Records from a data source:
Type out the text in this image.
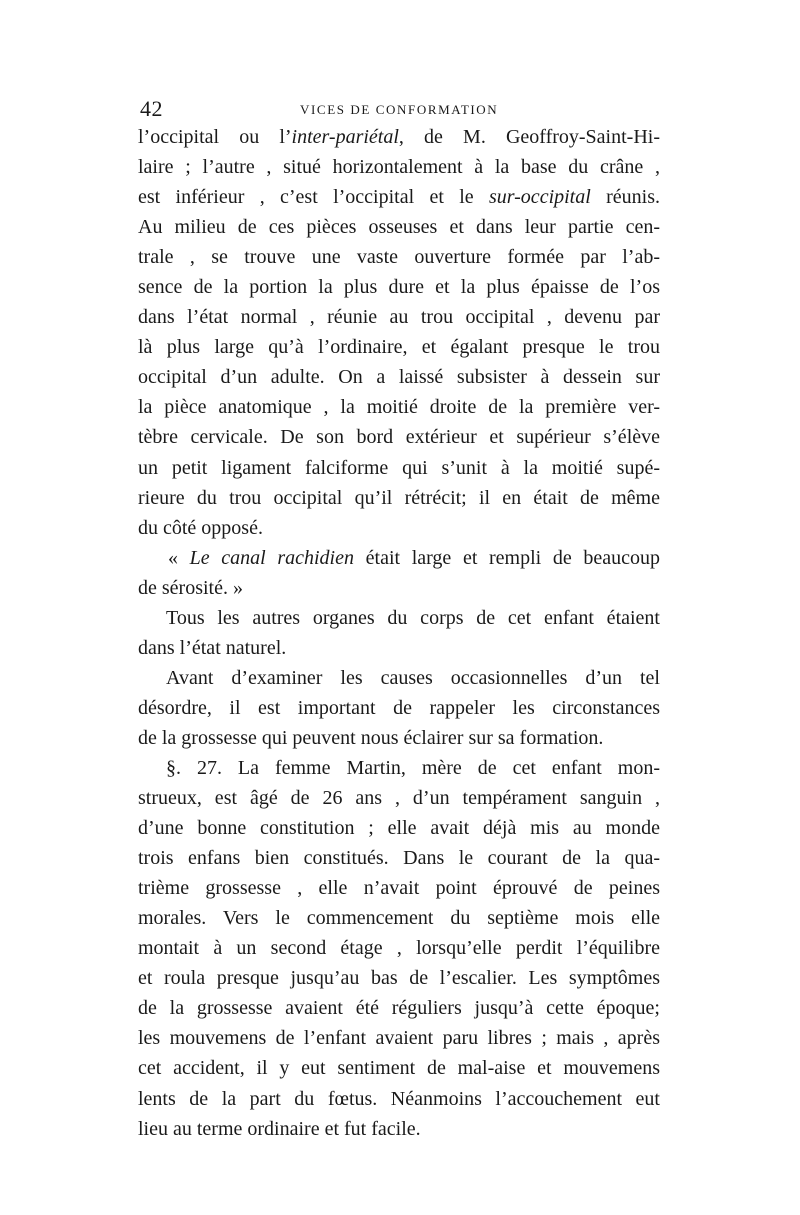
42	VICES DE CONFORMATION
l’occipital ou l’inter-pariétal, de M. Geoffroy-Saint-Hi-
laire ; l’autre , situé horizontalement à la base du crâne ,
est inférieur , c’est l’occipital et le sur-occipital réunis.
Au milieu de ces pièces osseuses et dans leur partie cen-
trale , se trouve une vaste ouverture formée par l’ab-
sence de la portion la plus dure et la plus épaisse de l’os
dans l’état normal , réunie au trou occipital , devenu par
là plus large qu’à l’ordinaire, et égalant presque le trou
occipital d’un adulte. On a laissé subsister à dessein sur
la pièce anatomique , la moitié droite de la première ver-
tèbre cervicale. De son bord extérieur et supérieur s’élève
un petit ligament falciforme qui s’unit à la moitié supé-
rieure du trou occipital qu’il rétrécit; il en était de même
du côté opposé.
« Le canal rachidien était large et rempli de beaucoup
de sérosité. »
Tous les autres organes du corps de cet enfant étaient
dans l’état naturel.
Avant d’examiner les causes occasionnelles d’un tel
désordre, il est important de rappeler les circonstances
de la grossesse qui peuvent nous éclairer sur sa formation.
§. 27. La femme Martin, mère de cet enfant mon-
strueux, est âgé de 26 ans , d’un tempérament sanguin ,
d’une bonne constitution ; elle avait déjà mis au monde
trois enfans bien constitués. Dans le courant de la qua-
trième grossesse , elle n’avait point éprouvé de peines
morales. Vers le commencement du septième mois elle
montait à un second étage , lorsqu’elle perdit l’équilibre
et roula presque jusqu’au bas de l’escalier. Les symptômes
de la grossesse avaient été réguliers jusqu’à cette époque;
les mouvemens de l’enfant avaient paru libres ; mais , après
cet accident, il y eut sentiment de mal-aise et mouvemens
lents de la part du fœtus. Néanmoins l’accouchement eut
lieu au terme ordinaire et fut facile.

--

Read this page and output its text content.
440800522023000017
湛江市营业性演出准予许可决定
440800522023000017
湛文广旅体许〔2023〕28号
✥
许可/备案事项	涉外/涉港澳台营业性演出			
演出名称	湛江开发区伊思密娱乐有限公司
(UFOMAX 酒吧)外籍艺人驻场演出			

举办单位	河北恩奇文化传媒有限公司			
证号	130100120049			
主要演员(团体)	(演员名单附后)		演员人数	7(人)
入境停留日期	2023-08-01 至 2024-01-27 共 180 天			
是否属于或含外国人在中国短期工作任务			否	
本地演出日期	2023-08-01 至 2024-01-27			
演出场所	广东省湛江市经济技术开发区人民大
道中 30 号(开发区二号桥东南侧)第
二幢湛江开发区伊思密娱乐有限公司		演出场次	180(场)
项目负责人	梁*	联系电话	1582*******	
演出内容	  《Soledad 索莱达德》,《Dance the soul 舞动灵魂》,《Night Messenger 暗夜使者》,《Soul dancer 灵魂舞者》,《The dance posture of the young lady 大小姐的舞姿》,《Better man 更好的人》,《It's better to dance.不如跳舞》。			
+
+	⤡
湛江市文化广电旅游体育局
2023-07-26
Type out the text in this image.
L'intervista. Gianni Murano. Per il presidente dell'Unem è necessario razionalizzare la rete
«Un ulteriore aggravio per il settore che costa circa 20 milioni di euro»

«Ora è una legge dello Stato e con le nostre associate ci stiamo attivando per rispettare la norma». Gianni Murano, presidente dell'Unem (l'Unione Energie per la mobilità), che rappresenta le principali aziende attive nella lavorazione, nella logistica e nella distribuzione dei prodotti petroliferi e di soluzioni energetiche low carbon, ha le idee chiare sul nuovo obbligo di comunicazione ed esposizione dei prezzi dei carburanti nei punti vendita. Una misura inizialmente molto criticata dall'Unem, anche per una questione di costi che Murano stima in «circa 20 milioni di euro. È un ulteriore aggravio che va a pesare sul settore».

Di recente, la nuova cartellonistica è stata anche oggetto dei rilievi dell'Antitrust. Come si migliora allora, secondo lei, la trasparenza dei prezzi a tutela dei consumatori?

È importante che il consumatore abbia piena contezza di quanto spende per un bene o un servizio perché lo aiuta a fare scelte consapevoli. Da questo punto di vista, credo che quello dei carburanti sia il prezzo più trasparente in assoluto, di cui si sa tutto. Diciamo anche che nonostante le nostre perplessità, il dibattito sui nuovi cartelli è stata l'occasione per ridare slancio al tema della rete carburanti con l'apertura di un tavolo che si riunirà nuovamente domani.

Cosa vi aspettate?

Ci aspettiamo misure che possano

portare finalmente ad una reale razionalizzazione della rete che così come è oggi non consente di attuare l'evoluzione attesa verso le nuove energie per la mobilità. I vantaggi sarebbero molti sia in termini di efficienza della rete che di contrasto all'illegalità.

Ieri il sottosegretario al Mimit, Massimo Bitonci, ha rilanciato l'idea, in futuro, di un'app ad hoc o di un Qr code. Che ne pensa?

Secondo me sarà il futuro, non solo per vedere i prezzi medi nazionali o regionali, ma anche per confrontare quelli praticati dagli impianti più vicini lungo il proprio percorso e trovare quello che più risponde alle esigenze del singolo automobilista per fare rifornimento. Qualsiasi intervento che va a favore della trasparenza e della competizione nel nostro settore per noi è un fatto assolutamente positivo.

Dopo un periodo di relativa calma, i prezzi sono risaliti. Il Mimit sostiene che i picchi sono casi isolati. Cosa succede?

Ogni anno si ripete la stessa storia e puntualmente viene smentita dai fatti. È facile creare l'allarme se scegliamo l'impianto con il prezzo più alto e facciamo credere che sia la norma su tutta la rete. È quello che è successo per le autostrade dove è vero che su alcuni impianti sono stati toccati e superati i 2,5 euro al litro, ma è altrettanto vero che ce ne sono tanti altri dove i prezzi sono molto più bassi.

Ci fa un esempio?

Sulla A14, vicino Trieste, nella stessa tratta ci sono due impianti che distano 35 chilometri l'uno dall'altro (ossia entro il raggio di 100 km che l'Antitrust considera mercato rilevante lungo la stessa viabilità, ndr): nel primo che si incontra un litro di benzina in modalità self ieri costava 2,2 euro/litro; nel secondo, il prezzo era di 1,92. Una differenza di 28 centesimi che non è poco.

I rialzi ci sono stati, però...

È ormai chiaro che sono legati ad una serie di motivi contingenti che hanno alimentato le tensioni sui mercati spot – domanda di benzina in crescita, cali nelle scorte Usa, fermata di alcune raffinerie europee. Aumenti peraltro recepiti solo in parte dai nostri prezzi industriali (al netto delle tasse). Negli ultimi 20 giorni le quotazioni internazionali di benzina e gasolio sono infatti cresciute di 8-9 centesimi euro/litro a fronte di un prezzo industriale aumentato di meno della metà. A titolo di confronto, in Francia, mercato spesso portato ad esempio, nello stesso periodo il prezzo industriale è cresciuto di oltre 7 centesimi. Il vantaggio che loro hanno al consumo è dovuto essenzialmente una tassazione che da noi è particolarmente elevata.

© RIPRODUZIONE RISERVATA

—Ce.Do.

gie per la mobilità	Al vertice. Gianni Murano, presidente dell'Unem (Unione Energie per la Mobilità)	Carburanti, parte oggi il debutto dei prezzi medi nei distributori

#### [Requirements]
Give the number of lines in the entries that include the string "Unione", and nothing more.

#### [Correct result]
2